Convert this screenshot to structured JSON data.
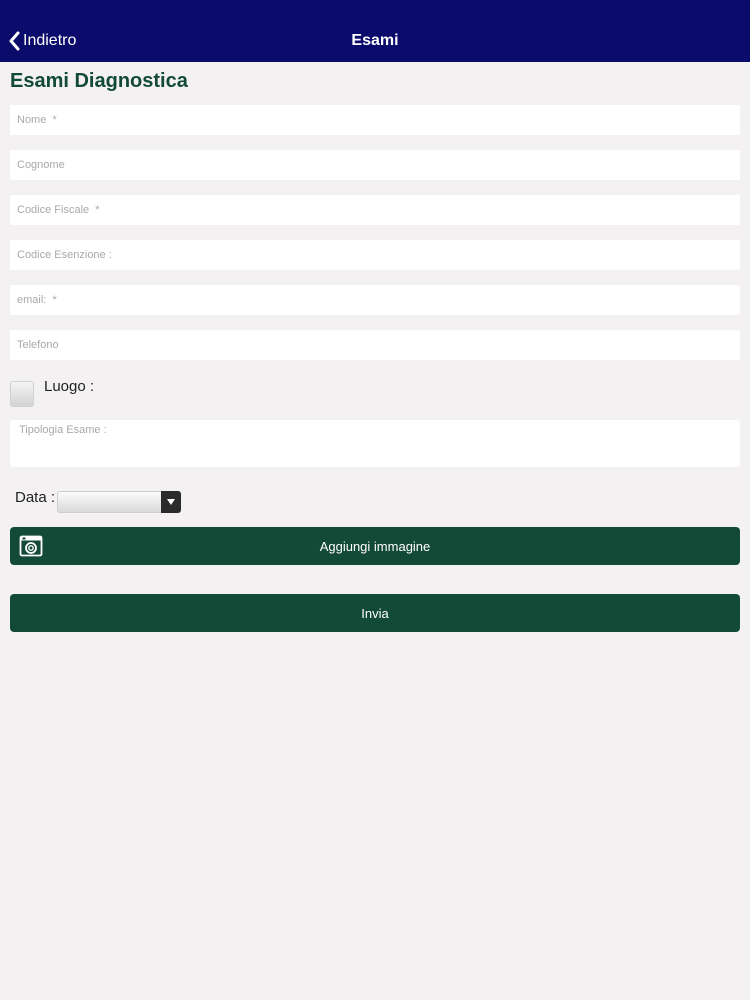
{
  "navbar": {
    "back_label": "Indietro",
    "title": "Esami",
    "background_color": "#0b0b6b"
  },
  "page_title": "Esami Diagnostica",
  "form": {
    "fields": {
      "nome": {
        "placeholder": "Nome  *",
        "value": ""
      },
      "cognome": {
        "placeholder": "Cognome",
        "value": ""
      },
      "codice_fiscale": {
        "placeholder": "Codice Fiscale  *",
        "value": ""
      },
      "codice_esenzione": {
        "placeholder": "Codice Esenzione :",
        "value": ""
      },
      "email": {
        "placeholder": "email:  *",
        "value": ""
      },
      "telefono": {
        "placeholder": "Telefono",
        "value": ""
      }
    },
    "luogo": {
      "label": "Luogo :",
      "checked": false
    },
    "tipologia_esame": {
      "placeholder": "Tipologia Esame :",
      "value": ""
    },
    "data": {
      "label": "Data :",
      "selected": ""
    },
    "add_image_button": {
      "label": "Aggiungi immagine",
      "icon": "camera-icon"
    },
    "send_button": {
      "label": "Invia"
    }
  },
  "colors": {
    "accent_green": "#134a37",
    "page_background": "#f3f1f1"
  }
}
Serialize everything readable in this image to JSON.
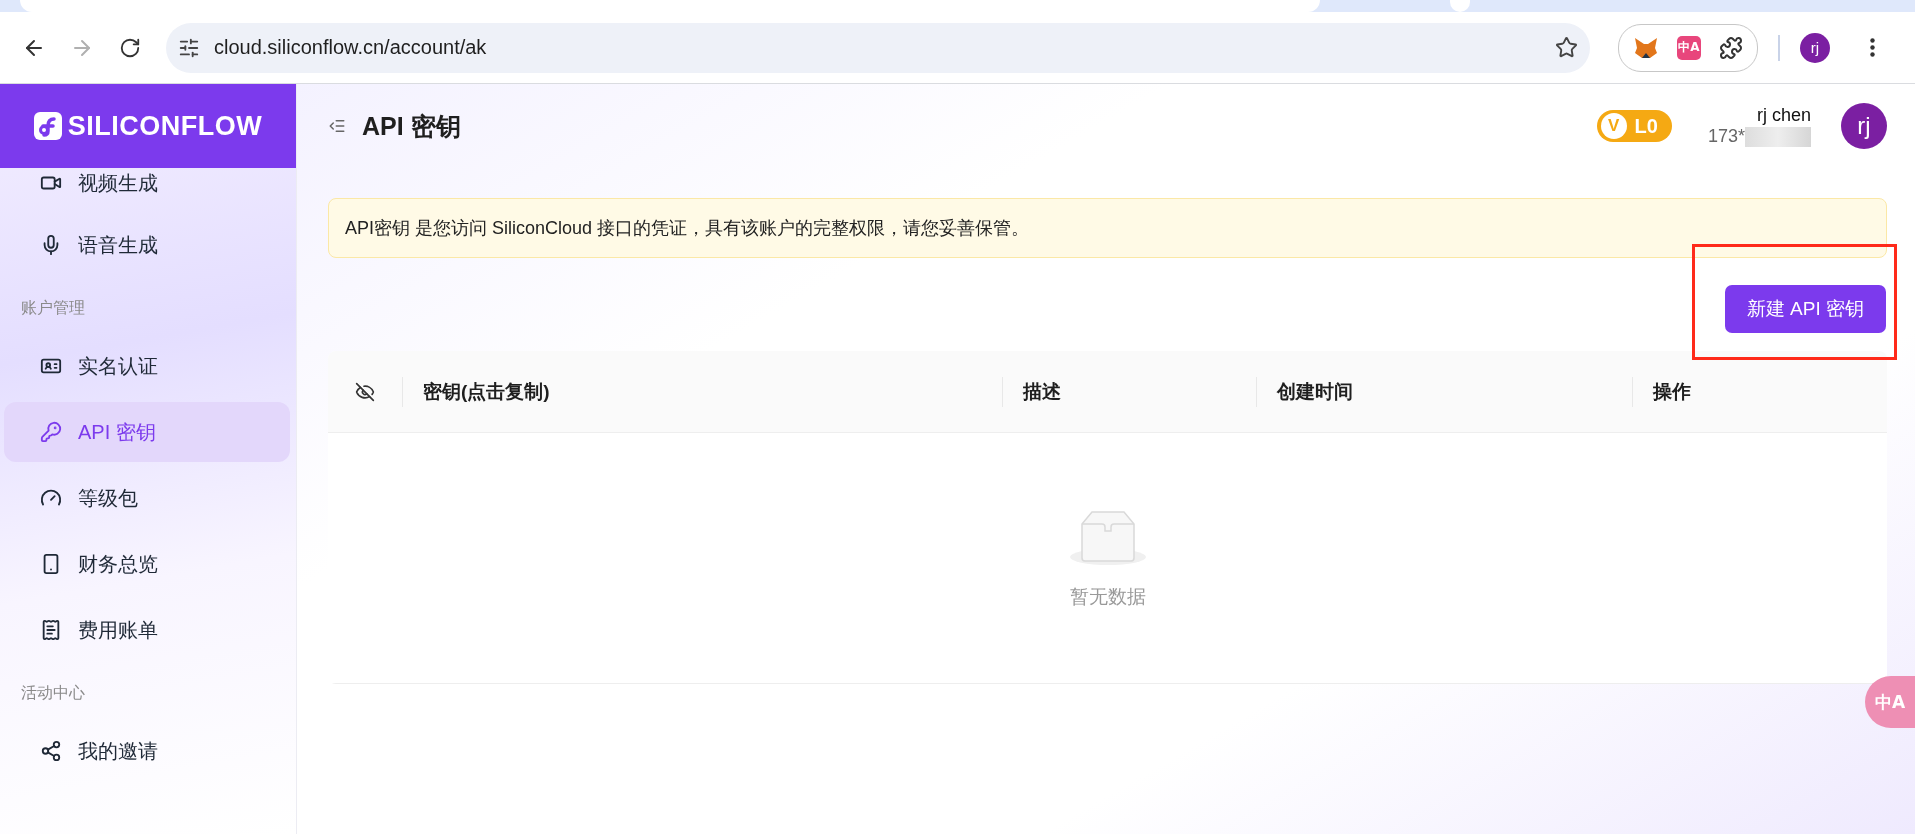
{
  "browser": {
    "url": "cloud.siliconflow.cn/account/ak",
    "back_disabled": false,
    "forward_disabled": true,
    "profile": "rj",
    "translate_icon": "中A"
  },
  "sidebar": {
    "logo": "SILICONFLOW",
    "items": [
      {
        "kind": "item",
        "label": "视频生成",
        "selected": false
      },
      {
        "kind": "item",
        "label": "语音生成",
        "selected": false
      },
      {
        "kind": "section",
        "label": "账户管理"
      },
      {
        "kind": "item",
        "label": "实名认证",
        "selected": false
      },
      {
        "kind": "item",
        "label": "API 密钥",
        "selected": true
      },
      {
        "kind": "item",
        "label": "等级包",
        "selected": false
      },
      {
        "kind": "item",
        "label": "财务总览",
        "selected": false
      },
      {
        "kind": "item",
        "label": "费用账单",
        "selected": false
      },
      {
        "kind": "section",
        "label": "活动中心"
      },
      {
        "kind": "item",
        "label": "我的邀请",
        "selected": false
      }
    ]
  },
  "header": {
    "title": "API 密钥",
    "level_badge": {
      "mark": "V",
      "label": "L0"
    },
    "user": {
      "name": "rj chen",
      "phone": "173*",
      "avatar": "rj"
    }
  },
  "alert": "API密钥 是您访问 SiliconCloud 接口的凭证，具有该账户的完整权限，请您妥善保管。",
  "create_button": "新建 API 密钥",
  "table": {
    "columns": [
      "密钥(点击复制)",
      "描述",
      "创建时间",
      "操作"
    ],
    "empty_text": "暂无数据"
  },
  "floating_translate": "中A"
}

※ ※ ※

Aim of the task
Your output should consist solely of the lines from the line containing "Serialize everything readable" through the last line of the entries, verbatim, minus any pictures.

Solved exercise
Serialize everything readable in this image to JSON.
{
  "browser": {
    "url": "cloud.siliconflow.cn/account/ak",
    "back_disabled": false,
    "forward_disabled": true,
    "profile": "rj",
    "translate_icon": "中A"
  },
  "sidebar": {
    "logo": "SILICONFLOW",
    "items": [
      {
        "kind": "item",
        "label": "视频生成",
        "selected": false
      },
      {
        "kind": "item",
        "label": "语音生成",
        "selected": false
      },
      {
        "kind": "section",
        "label": "账户管理"
      },
      {
        "kind": "item",
        "label": "实名认证",
        "selected": false
      },
      {
        "kind": "item",
        "label": "API 密钥",
        "selected": true
      },
      {
        "kind": "item",
        "label": "等级包",
        "selected": false
      },
      {
        "kind": "item",
        "label": "财务总览",
        "selected": false
      },
      {
        "kind": "item",
        "label": "费用账单",
        "selected": false
      },
      {
        "kind": "section",
        "label": "活动中心"
      },
      {
        "kind": "item",
        "label": "我的邀请",
        "selected": false
      }
    ]
  },
  "header": {
    "title": "API 密钥",
    "level_badge": {
      "mark": "V",
      "label": "L0"
    },
    "user": {
      "name": "rj chen",
      "phone": "173*",
      "avatar": "rj"
    }
  },
  "alert": "API密钥 是您访问 SiliconCloud 接口的凭证，具有该账户的完整权限，请您妥善保管。",
  "create_button": "新建 API 密钥",
  "table": {
    "columns": [
      "密钥(点击复制)",
      "描述",
      "创建时间",
      "操作"
    ],
    "empty_text": "暂无数据"
  },
  "floating_translate": "中A"
}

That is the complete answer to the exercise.